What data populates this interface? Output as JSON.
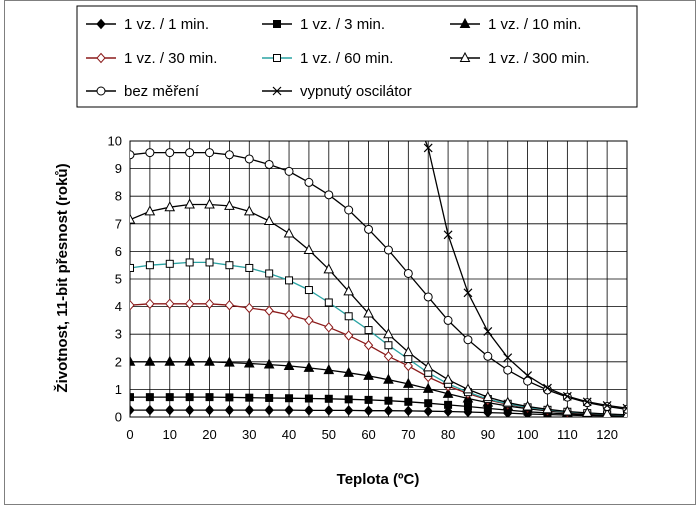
{
  "chart_data": {
    "type": "line",
    "xlabel": "Teplota (ºC)",
    "ylabel": "Životnost, 11-bit přesnost (roků)",
    "xlim": [
      0,
      125
    ],
    "ylim": [
      0,
      10
    ],
    "x_ticks": [
      0,
      10,
      20,
      30,
      40,
      50,
      60,
      70,
      80,
      90,
      100,
      110,
      120
    ],
    "y_ticks": [
      0,
      1,
      2,
      3,
      4,
      5,
      6,
      7,
      8,
      9,
      10
    ],
    "grid": true,
    "legend_placement": "top",
    "series": [
      {
        "name": "1 vz. / 1 min.",
        "marker": "diamond",
        "marker_fill": "filled",
        "color": "#000000",
        "x": [
          0,
          5,
          10,
          15,
          20,
          25,
          30,
          35,
          40,
          45,
          50,
          55,
          60,
          65,
          70,
          75,
          80,
          85,
          90,
          95,
          100,
          105,
          110,
          115,
          120,
          125
        ],
        "y": [
          0.25,
          0.25,
          0.25,
          0.25,
          0.25,
          0.25,
          0.25,
          0.25,
          0.25,
          0.24,
          0.24,
          0.24,
          0.23,
          0.23,
          0.22,
          0.21,
          0.2,
          0.18,
          0.16,
          0.14,
          0.11,
          0.09,
          0.07,
          0.05,
          0.04,
          0.03
        ]
      },
      {
        "name": "1 vz. / 3 min.",
        "marker": "square",
        "marker_fill": "filled",
        "color": "#000000",
        "x": [
          0,
          5,
          10,
          15,
          20,
          25,
          30,
          35,
          40,
          45,
          50,
          55,
          60,
          65,
          70,
          75,
          80,
          85,
          90,
          95,
          100,
          105,
          110,
          115,
          120,
          125
        ],
        "y": [
          0.72,
          0.72,
          0.72,
          0.72,
          0.72,
          0.71,
          0.7,
          0.69,
          0.68,
          0.67,
          0.66,
          0.64,
          0.62,
          0.59,
          0.55,
          0.5,
          0.44,
          0.38,
          0.31,
          0.25,
          0.19,
          0.15,
          0.11,
          0.08,
          0.06,
          0.04
        ]
      },
      {
        "name": "1 vz. / 10 min.",
        "marker": "triangle",
        "marker_fill": "filled",
        "color": "#000000",
        "x": [
          0,
          5,
          10,
          15,
          20,
          25,
          30,
          35,
          40,
          45,
          50,
          55,
          60,
          65,
          70,
          75,
          80,
          85,
          90,
          95,
          100,
          105,
          110,
          115,
          120,
          125
        ],
        "y": [
          2.0,
          2.0,
          2.0,
          2.0,
          2.0,
          1.97,
          1.94,
          1.9,
          1.85,
          1.78,
          1.7,
          1.6,
          1.49,
          1.35,
          1.2,
          1.02,
          0.84,
          0.67,
          0.52,
          0.4,
          0.3,
          0.22,
          0.16,
          0.12,
          0.09,
          0.06
        ]
      },
      {
        "name": "1 vz. / 30 min.",
        "marker": "diamond",
        "marker_fill": "open",
        "color": "#8b1a1a",
        "x": [
          0,
          5,
          10,
          15,
          20,
          25,
          30,
          35,
          40,
          45,
          50,
          55,
          60,
          65,
          70,
          75,
          80,
          85,
          90,
          95,
          100,
          105,
          110,
          115,
          120,
          125
        ],
        "y": [
          4.05,
          4.1,
          4.1,
          4.1,
          4.1,
          4.05,
          3.95,
          3.85,
          3.7,
          3.5,
          3.25,
          2.95,
          2.6,
          2.2,
          1.85,
          1.45,
          1.12,
          0.85,
          0.62,
          0.46,
          0.34,
          0.25,
          0.18,
          0.13,
          0.1,
          0.07
        ]
      },
      {
        "name": "1 vz. / 60 min.",
        "marker": "square",
        "marker_fill": "open",
        "color": "#2aa3a3",
        "x": [
          0,
          5,
          10,
          15,
          20,
          25,
          30,
          35,
          40,
          45,
          50,
          55,
          60,
          65,
          70,
          75,
          80,
          85,
          90,
          95,
          100,
          105,
          110,
          115,
          120,
          125
        ],
        "y": [
          5.4,
          5.5,
          5.55,
          5.6,
          5.6,
          5.5,
          5.4,
          5.2,
          4.95,
          4.6,
          4.15,
          3.65,
          3.15,
          2.6,
          2.1,
          1.6,
          1.2,
          0.9,
          0.65,
          0.48,
          0.35,
          0.26,
          0.19,
          0.14,
          0.1,
          0.07
        ]
      },
      {
        "name": "1 vz. / 300 min.",
        "marker": "triangle",
        "marker_fill": "open",
        "color": "#000000",
        "x": [
          0,
          5,
          10,
          15,
          20,
          25,
          30,
          35,
          40,
          45,
          50,
          55,
          60,
          65,
          70,
          75,
          80,
          85,
          90,
          95,
          100,
          105,
          110,
          115,
          120,
          125
        ],
        "y": [
          7.15,
          7.45,
          7.6,
          7.7,
          7.7,
          7.65,
          7.45,
          7.1,
          6.65,
          6.05,
          5.35,
          4.55,
          3.75,
          3.0,
          2.35,
          1.8,
          1.35,
          1.0,
          0.72,
          0.52,
          0.38,
          0.28,
          0.2,
          0.15,
          0.11,
          0.08
        ]
      },
      {
        "name": "bez měření",
        "marker": "circle",
        "marker_fill": "open",
        "color": "#000000",
        "x": [
          0,
          5,
          10,
          15,
          20,
          25,
          30,
          35,
          40,
          45,
          50,
          55,
          60,
          65,
          70,
          75,
          80,
          85,
          90,
          95,
          100,
          105,
          110,
          115,
          120,
          125
        ],
        "y": [
          9.5,
          9.58,
          9.58,
          9.58,
          9.58,
          9.5,
          9.35,
          9.15,
          8.9,
          8.5,
          8.05,
          7.5,
          6.8,
          6.05,
          5.2,
          4.35,
          3.5,
          2.8,
          2.2,
          1.7,
          1.3,
          0.98,
          0.72,
          0.52,
          0.38,
          0.28
        ]
      },
      {
        "name": "vypnutý oscilátor",
        "marker": "x",
        "marker_fill": "none",
        "color": "#000000",
        "x": [
          73.5,
          75,
          80,
          85,
          90,
          95,
          100,
          105,
          110,
          115,
          120,
          125
        ],
        "y": [
          10.3,
          9.75,
          6.6,
          4.5,
          3.1,
          2.15,
          1.5,
          1.05,
          0.75,
          0.55,
          0.42,
          0.32
        ],
        "marker_x": [
          75,
          80,
          85,
          90,
          95,
          100,
          105,
          110,
          115,
          120,
          125
        ]
      }
    ]
  }
}
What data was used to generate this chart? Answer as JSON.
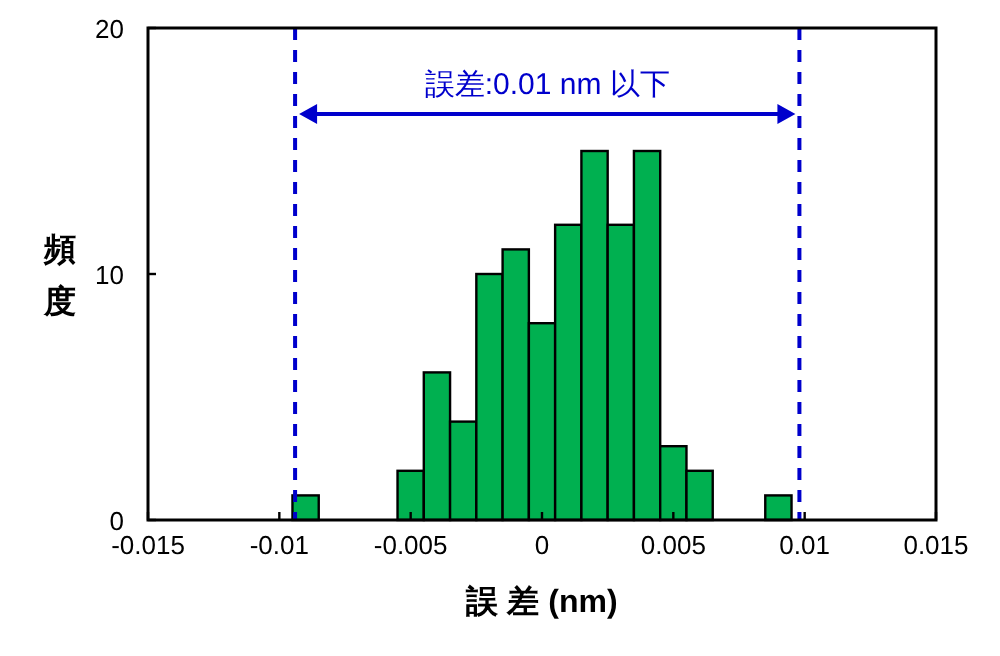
{
  "chart_data": {
    "type": "histogram",
    "xlabel": "誤 差 (nm)",
    "ylabel": "頻度",
    "bins": [
      -0.0095,
      -0.0085,
      -0.0075,
      -0.0065,
      -0.0055,
      -0.0045,
      -0.0035,
      -0.0025,
      -0.0015,
      -0.0005,
      0.0005,
      0.0015,
      0.0025,
      0.0035,
      0.0045,
      0.0055,
      0.0065,
      0.0075,
      0.0085,
      0.0095
    ],
    "values": [
      1,
      0,
      0,
      0,
      2,
      6,
      4,
      10,
      11,
      8,
      12,
      15,
      12,
      15,
      3,
      2,
      0,
      0,
      1
    ],
    "color": "#00b050",
    "xlim": [
      -0.015,
      0.015
    ],
    "xticks": [
      -0.015,
      -0.01,
      -0.005,
      0,
      0.005,
      0.01,
      0.015
    ],
    "ylim": [
      0,
      20
    ],
    "yticks": [
      0,
      10,
      20
    ],
    "ref_lines": [
      {
        "axis": "x",
        "value": -0.0094,
        "color": "#0000cc",
        "line_style": "dashed"
      },
      {
        "axis": "x",
        "value": 0.0098,
        "color": "#0000cc",
        "line_style": "dashed"
      }
    ],
    "annotations": [
      "誤差:0.01 nm 以下"
    ],
    "grid": false
  }
}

┄┄┄┄┄┄┄┄┄┄┄┄┄┄┄┄┄┄┄┄

— WHAT IS NEEDED —
Check every line of the data, and copy the ones that contain "name".

— RESPONSE —
        "name": "1 vz. / 1 min.",
        "name": "1 vz. / 3 min.",
        "name": "1 vz. / 10 min.",
        "name": "1 vz. / 30 min.",
        "name": "1 vz. / 60 min.",
        "name": "1 vz. / 300 min.",
        "name": "bez měření",
        "name": "vypnutý oscilátor",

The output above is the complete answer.